Look over the lines below. Report each one that includes the string "Penfeld".

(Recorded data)
►

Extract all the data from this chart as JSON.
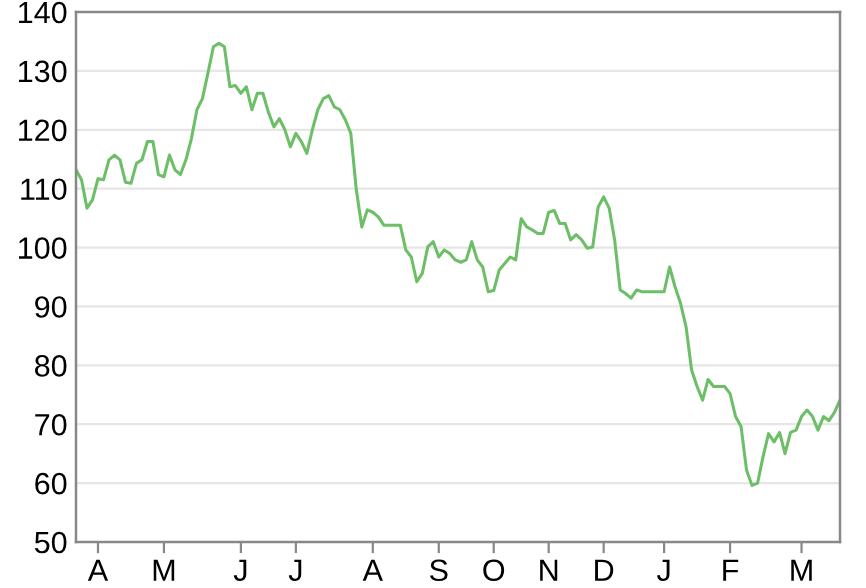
{
  "chart_data": {
    "type": "line",
    "color": "#6dbf67",
    "grid": "y",
    "marker": "none",
    "line_style": "solid",
    "categories": [
      null,
      null,
      null,
      null,
      "A",
      null,
      null,
      null,
      null,
      null,
      null,
      null,
      null,
      null,
      null,
      null,
      "M",
      null,
      null,
      null,
      null,
      null,
      null,
      null,
      null,
      null,
      null,
      null,
      null,
      null,
      "J",
      null,
      null,
      null,
      null,
      null,
      null,
      null,
      null,
      null,
      "J",
      null,
      null,
      null,
      null,
      null,
      null,
      null,
      null,
      null,
      null,
      null,
      null,
      null,
      "A",
      null,
      null,
      null,
      null,
      null,
      null,
      null,
      null,
      null,
      null,
      null,
      "S",
      null,
      null,
      null,
      null,
      null,
      null,
      null,
      null,
      null,
      "O",
      null,
      null,
      null,
      null,
      null,
      null,
      null,
      null,
      null,
      "N",
      null,
      null,
      null,
      null,
      null,
      null,
      null,
      null,
      null,
      "D",
      null,
      null,
      null,
      null,
      null,
      null,
      null,
      null,
      null,
      null,
      "J",
      null,
      null,
      null,
      null,
      null,
      null,
      null,
      null,
      null,
      null,
      null,
      "F",
      null,
      null,
      null,
      null,
      null,
      null,
      null,
      null,
      null,
      null,
      null,
      null,
      "M",
      null,
      null,
      null,
      null,
      null,
      null,
      null
    ],
    "values": [
      113.2,
      111.5,
      106.7,
      108.1,
      111.7,
      111.5,
      114.9,
      115.7,
      114.9,
      111.1,
      110.9,
      114.3,
      114.9,
      118.0,
      118.0,
      112.4,
      112.0,
      115.7,
      113.2,
      112.4,
      114.9,
      118.5,
      123.4,
      125.3,
      129.6,
      134.1,
      134.7,
      134.1,
      127.3,
      127.5,
      126.2,
      127.3,
      123.4,
      126.2,
      126.2,
      123.0,
      120.5,
      121.9,
      120.0,
      117.1,
      119.4,
      118.0,
      116.0,
      120.0,
      123.4,
      125.3,
      125.8,
      123.9,
      123.4,
      121.7,
      119.4,
      109.8,
      103.5,
      106.4,
      106.0,
      105.2,
      103.8,
      103.8,
      103.8,
      103.8,
      99.6,
      98.4,
      94.2,
      95.6,
      100.1,
      101.0,
      98.4,
      99.6,
      99.0,
      97.9,
      97.5,
      97.9,
      101.0,
      97.9,
      96.7,
      92.5,
      92.7,
      96.2,
      97.3,
      98.4,
      97.9,
      104.9,
      103.5,
      103.0,
      102.4,
      102.4,
      106.0,
      106.3,
      104.1,
      104.1,
      101.3,
      102.2,
      101.3,
      99.9,
      100.1,
      106.9,
      108.6,
      106.7,
      101.3,
      92.8,
      92.2,
      91.4,
      92.8,
      92.5,
      92.5,
      92.5,
      92.5,
      92.5,
      96.7,
      93.3,
      90.5,
      86.5,
      79.2,
      76.4,
      74.1,
      77.6,
      76.4,
      76.4,
      76.4,
      75.2,
      71.3,
      69.6,
      62.2,
      59.6,
      60.0,
      64.5,
      68.4,
      67.0,
      68.6,
      65.0,
      68.6,
      69.0,
      71.3,
      72.4,
      71.3,
      69.0,
      71.3,
      70.6,
      72.0,
      74.1
    ],
    "ylim": [
      50,
      140
    ],
    "yticks": [
      50,
      60,
      70,
      80,
      90,
      100,
      110,
      120,
      130,
      140
    ]
  }
}
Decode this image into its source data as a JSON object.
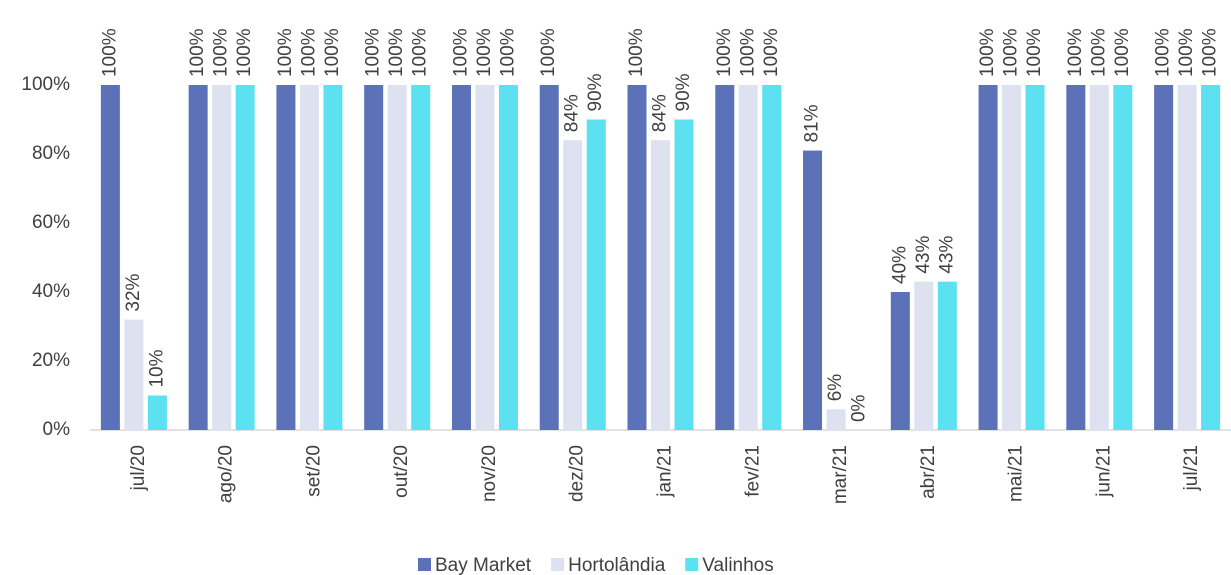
{
  "chart_data": {
    "type": "bar",
    "categories": [
      "jul/20",
      "ago/20",
      "set/20",
      "out/20",
      "nov/20",
      "dez/20",
      "jan/21",
      "fev/21",
      "mar/21",
      "abr/21",
      "mai/21",
      "jun/21",
      "jul/21"
    ],
    "series": [
      {
        "name": "Bay Market",
        "color": "#5b72b9",
        "values": [
          100,
          100,
          100,
          100,
          100,
          100,
          100,
          100,
          81,
          40,
          100,
          100,
          100
        ],
        "value_labels": [
          "100%",
          "100%",
          "100%",
          "100%",
          "100%",
          "100%",
          "100%",
          "100%",
          "81%",
          "40%",
          "100%",
          "100%",
          "100%"
        ]
      },
      {
        "name": "Hortolândia",
        "color": "#dde1f0",
        "values": [
          32,
          100,
          100,
          100,
          100,
          84,
          84,
          100,
          6,
          43,
          100,
          100,
          100
        ],
        "value_labels": [
          "32%",
          "100%",
          "100%",
          "100%",
          "100%",
          "84%",
          "84%",
          "100%",
          "6%",
          "43%",
          "100%",
          "100%",
          "100%"
        ]
      },
      {
        "name": "Valinhos",
        "color": "#5ce1f0",
        "values": [
          10,
          100,
          100,
          100,
          100,
          90,
          90,
          100,
          0,
          43,
          100,
          100,
          100
        ],
        "value_labels": [
          "10%",
          "100%",
          "100%",
          "100%",
          "100%",
          "90%",
          "90%",
          "100%",
          "0%",
          "43%",
          "100%",
          "100%",
          "100%"
        ]
      }
    ],
    "ylim": [
      0,
      100
    ],
    "yticks": [
      {
        "value": 0,
        "label": "0%"
      },
      {
        "value": 20,
        "label": "20%"
      },
      {
        "value": 40,
        "label": "40%"
      },
      {
        "value": 60,
        "label": "60%"
      },
      {
        "value": 80,
        "label": "80%"
      },
      {
        "value": 100,
        "label": "100%"
      }
    ],
    "grid": false,
    "legend": "bottom"
  }
}
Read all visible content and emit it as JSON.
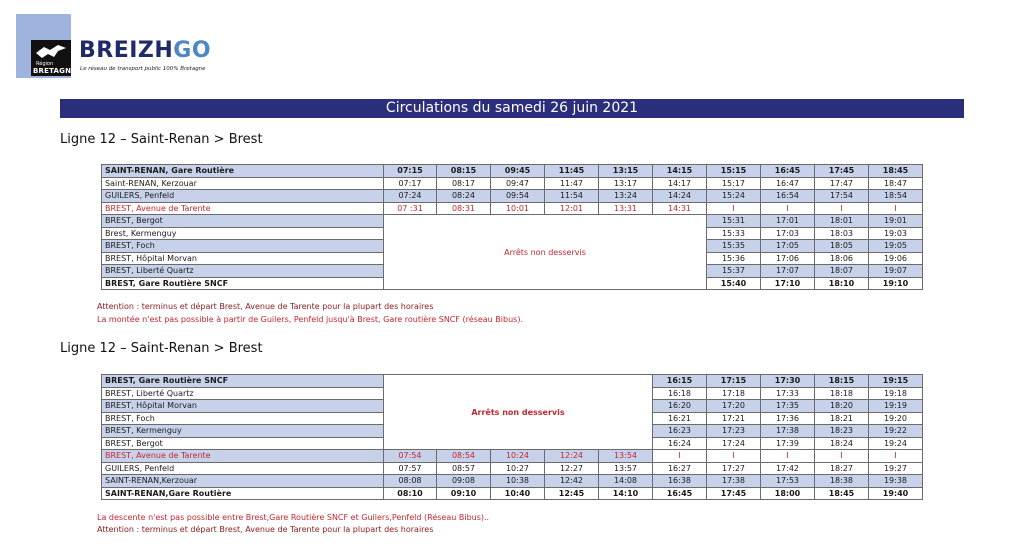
{
  "header": {
    "region_small": "Région",
    "region_big": "BRETAGNE",
    "brand_main": "BREIZH",
    "brand_go": "GO",
    "tagline": "Le réseau de transport public 100% Bretagne",
    "title": "Circulations du samedi 26 juin 2021"
  },
  "colors": {
    "title_bar": "#2b2e7d",
    "row_highlight": "#c7d2ea",
    "alert_red": "#c0282f",
    "logo_light": "#9eb3dd"
  },
  "table1": {
    "line_title": "Ligne 12 – Saint-Renan > Brest",
    "non_served": "Arrêts non desservis",
    "rows": [
      {
        "stop": "SAINT-RENAN, Gare Routière",
        "times": [
          "07:15",
          "08:15",
          "09:45",
          "11:45",
          "13:15",
          "14:15",
          "15:15",
          "16:45",
          "17:45",
          "18:45"
        ]
      },
      {
        "stop": "Saint-RENAN, Kerzouar",
        "times": [
          "07:17",
          "08:17",
          "09:47",
          "11:47",
          "13:17",
          "14:17",
          "15:17",
          "16:47",
          "17:47",
          "18:47"
        ]
      },
      {
        "stop": "GUILERS, Penfeld",
        "times": [
          "07:24",
          "08:24",
          "09:54",
          "11:54",
          "13:24",
          "14:24",
          "15:24",
          "16:54",
          "17:54",
          "18:54"
        ]
      },
      {
        "stop": "BREST, Avenue de Tarente",
        "times": [
          "07 :31",
          "08:31",
          "10:01",
          "12:01",
          "13:31",
          "14:31",
          "I",
          "I",
          "I",
          "I"
        ]
      },
      {
        "stop": "BREST, Bergot",
        "times": [
          "15:31",
          "17:01",
          "18:01",
          "19:01"
        ]
      },
      {
        "stop": "Brest, Kermenguy",
        "times": [
          "15:33",
          "17:03",
          "18:03",
          "19:03"
        ]
      },
      {
        "stop": "BREST, Foch",
        "times": [
          "15:35",
          "17:05",
          "18:05",
          "19:05"
        ]
      },
      {
        "stop": "BREST, Hôpital Morvan",
        "times": [
          "15:36",
          "17:06",
          "18:06",
          "19:06"
        ]
      },
      {
        "stop": "BREST, Liberté Quartz",
        "times": [
          "15:37",
          "17:07",
          "18:07",
          "19:07"
        ]
      },
      {
        "stop": "BREST, Gare Routière SNCF",
        "times": [
          "15:40",
          "17:10",
          "18:10",
          "19:10"
        ]
      }
    ],
    "notes": [
      "Attention : terminus et départ Brest, Avenue de Tarente pour la plupart des horaires",
      "La montée n'est pas possible à partir de Guilers, Penfeld jusqu'à Brest, Gare routière SNCF (réseau Bibus)."
    ]
  },
  "table2": {
    "line_title": "Ligne 12 – Saint-Renan > Brest",
    "non_served": "Arrêts non desservis",
    "rows": [
      {
        "stop": "BREST, Gare Routière SNCF",
        "times": [
          "16:15",
          "17:15",
          "17:30",
          "18:15",
          "19:15"
        ]
      },
      {
        "stop": "BREST, Liberté Quartz",
        "times": [
          "16:18",
          "17:18",
          "17:33",
          "18:18",
          "19:18"
        ]
      },
      {
        "stop": "BREST, Hôpital Morvan",
        "times": [
          "16:20",
          "17:20",
          "17:35",
          "18:20",
          "19:19"
        ]
      },
      {
        "stop": "BREST, Foch",
        "times": [
          "16:21",
          "17:21",
          "17:36",
          "18:21",
          "19:20"
        ]
      },
      {
        "stop": "BREST, Kermenguy",
        "times": [
          "16:23",
          "17:23",
          "17:38",
          "18:23",
          "19:22"
        ]
      },
      {
        "stop": "BREST, Bergot",
        "times": [
          "16:24",
          "17:24",
          "17:39",
          "18:24",
          "19:24"
        ]
      },
      {
        "stop": "BREST, Avenue de Tarente",
        "times": [
          "07:54",
          "08:54",
          "10:24",
          "12:24",
          "13:54",
          "I",
          "I",
          "I",
          "I",
          "I"
        ]
      },
      {
        "stop": "GUILERS, Penfeld",
        "times": [
          "07:57",
          "08:57",
          "10:27",
          "12:27",
          "13:57",
          "16:27",
          "17:27",
          "17:42",
          "18:27",
          "19:27"
        ]
      },
      {
        "stop": "SAINT-RENAN,Kerzouar",
        "times": [
          "08:08",
          "09:08",
          "10:38",
          "12:42",
          "14:08",
          "16:38",
          "17:38",
          "17:53",
          "18:38",
          "19:38"
        ]
      },
      {
        "stop": "SAINT-RENAN,Gare Routière",
        "times": [
          "08:10",
          "09:10",
          "10:40",
          "12:45",
          "14:10",
          "16:45",
          "17:45",
          "18:00",
          "18:45",
          "19:40"
        ]
      }
    ],
    "notes": [
      "La descente n'est pas possible entre Brest,Gare Routière SNCF et Guilers,Penfeld (Réseau Bibus)..",
      "Attention : terminus et départ Brest, Avenue de Tarente pour la plupart des horaires"
    ]
  }
}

◄

Correct answer:
        "stop": "GUILERS, Penfeld",
      "La montée n'est pas possible à partir de Guilers, Penfeld jusqu'à Brest, Gare routière SNCF (réseau Bibus)."
        "stop": "GUILERS, Penfeld",
      "La descente n'est pas possible entre Brest,Gare Routière SNCF et Guilers,Penfeld (Réseau Bibus)..",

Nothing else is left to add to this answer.